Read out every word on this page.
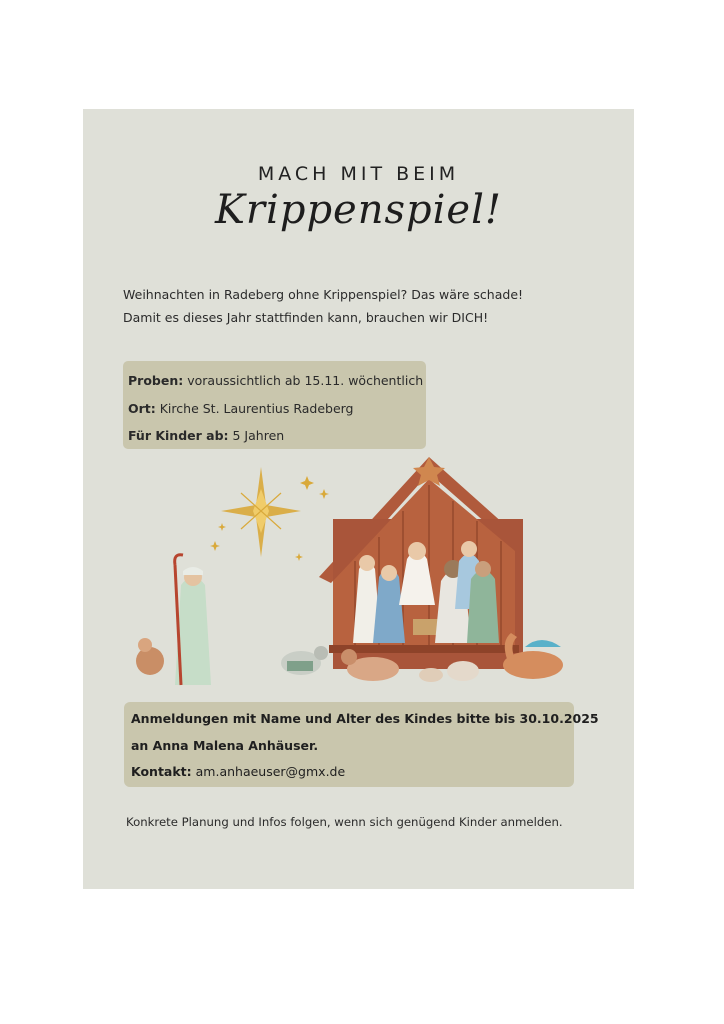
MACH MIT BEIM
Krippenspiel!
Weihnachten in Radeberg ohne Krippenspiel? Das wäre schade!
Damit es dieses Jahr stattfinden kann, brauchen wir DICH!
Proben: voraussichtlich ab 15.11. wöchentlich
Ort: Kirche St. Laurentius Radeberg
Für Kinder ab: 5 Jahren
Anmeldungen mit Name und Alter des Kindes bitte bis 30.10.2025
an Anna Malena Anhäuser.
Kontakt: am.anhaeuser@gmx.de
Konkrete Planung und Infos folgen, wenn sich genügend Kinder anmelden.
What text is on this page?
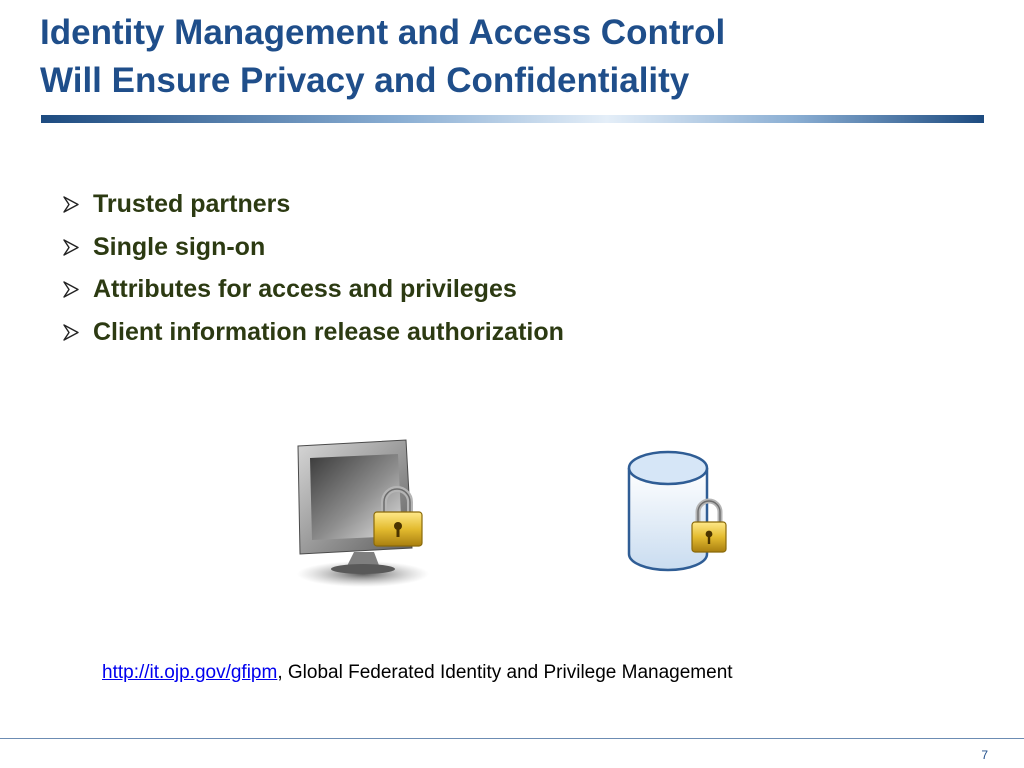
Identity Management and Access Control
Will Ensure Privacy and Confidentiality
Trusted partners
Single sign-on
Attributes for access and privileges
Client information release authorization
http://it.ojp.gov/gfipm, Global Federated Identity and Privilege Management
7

------------------------------------------------------------------------

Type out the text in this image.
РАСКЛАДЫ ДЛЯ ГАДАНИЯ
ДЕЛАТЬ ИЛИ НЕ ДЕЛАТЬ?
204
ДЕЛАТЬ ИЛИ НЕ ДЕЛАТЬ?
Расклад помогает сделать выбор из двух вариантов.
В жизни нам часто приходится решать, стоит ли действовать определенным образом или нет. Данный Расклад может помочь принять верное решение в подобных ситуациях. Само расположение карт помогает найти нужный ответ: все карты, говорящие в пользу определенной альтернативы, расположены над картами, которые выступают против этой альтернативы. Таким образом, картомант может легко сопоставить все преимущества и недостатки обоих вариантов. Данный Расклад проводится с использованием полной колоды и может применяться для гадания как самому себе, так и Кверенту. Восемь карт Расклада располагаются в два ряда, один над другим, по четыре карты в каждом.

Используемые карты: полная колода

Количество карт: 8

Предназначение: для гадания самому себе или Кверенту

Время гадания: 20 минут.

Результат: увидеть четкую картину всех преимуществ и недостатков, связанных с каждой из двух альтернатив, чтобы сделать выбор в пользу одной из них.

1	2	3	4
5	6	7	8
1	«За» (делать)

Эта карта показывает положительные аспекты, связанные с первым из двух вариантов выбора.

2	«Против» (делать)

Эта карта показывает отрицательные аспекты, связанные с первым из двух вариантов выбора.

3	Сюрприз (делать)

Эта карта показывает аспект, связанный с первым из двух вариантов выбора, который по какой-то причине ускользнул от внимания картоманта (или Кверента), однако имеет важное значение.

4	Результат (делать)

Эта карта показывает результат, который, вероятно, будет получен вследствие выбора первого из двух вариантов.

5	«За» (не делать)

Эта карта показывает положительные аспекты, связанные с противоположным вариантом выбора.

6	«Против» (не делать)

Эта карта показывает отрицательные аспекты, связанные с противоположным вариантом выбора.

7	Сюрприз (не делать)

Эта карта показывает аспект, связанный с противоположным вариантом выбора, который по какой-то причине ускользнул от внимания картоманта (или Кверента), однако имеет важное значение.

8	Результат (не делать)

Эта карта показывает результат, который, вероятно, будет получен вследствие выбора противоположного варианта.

------------------------------------------------------------------------

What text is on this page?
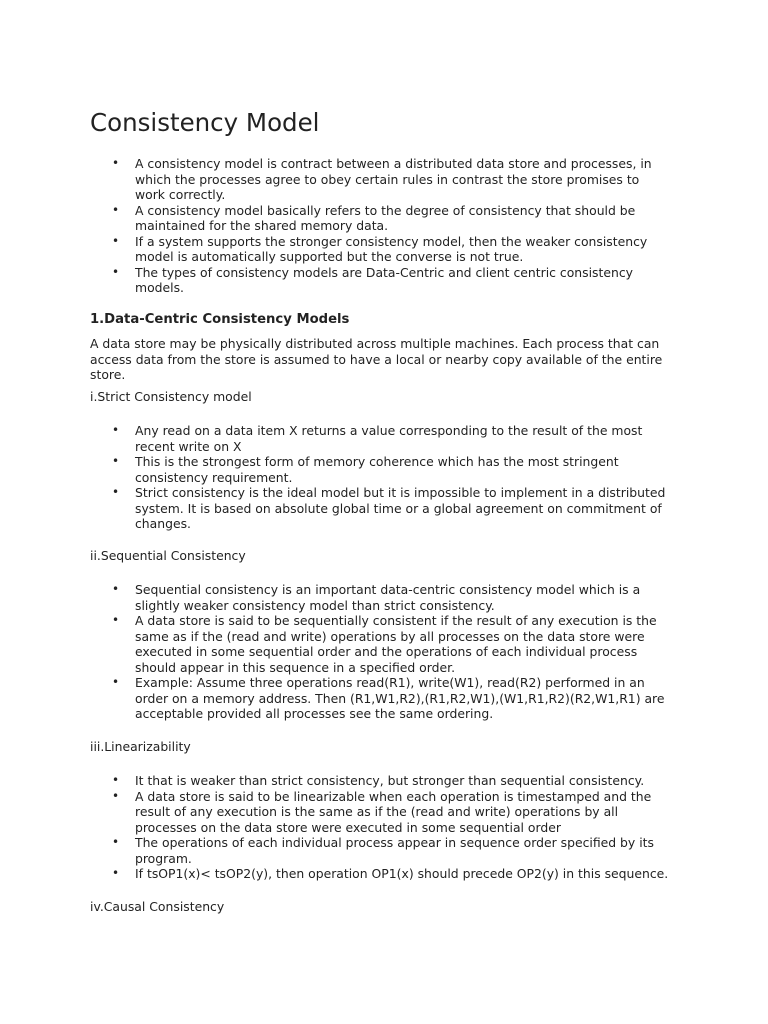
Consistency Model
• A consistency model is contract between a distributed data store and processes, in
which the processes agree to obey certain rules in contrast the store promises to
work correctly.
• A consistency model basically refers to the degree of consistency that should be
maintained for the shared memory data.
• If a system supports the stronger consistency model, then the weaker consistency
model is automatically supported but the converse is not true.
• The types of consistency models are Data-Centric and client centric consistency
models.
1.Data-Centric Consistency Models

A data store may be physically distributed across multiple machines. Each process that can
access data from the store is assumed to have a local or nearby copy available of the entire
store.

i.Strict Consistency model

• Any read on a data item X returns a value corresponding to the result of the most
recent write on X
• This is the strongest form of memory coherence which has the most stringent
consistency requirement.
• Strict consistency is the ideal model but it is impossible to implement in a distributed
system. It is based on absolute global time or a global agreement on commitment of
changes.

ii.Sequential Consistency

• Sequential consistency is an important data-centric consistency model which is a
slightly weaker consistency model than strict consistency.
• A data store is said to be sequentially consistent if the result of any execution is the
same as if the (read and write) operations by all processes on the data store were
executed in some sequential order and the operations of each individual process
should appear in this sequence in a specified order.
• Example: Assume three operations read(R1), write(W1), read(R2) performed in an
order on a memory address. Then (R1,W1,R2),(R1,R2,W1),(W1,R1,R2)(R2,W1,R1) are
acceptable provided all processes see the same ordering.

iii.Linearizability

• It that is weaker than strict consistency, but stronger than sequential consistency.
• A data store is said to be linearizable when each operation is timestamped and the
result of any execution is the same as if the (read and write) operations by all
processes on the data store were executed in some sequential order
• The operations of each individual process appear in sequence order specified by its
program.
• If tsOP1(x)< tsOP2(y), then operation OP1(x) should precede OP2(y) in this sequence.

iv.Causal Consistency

------------------------------------------------------------------------

• _What you have to do_
In the listing above, find each line with the word "which" and copy it.

• _Exercise answer_
which the processes agree to obey certain rules in contrast the store promises to
• This is the strongest form of memory coherence which has the most stringent
• Sequential consistency is an important data-centric consistency model which is a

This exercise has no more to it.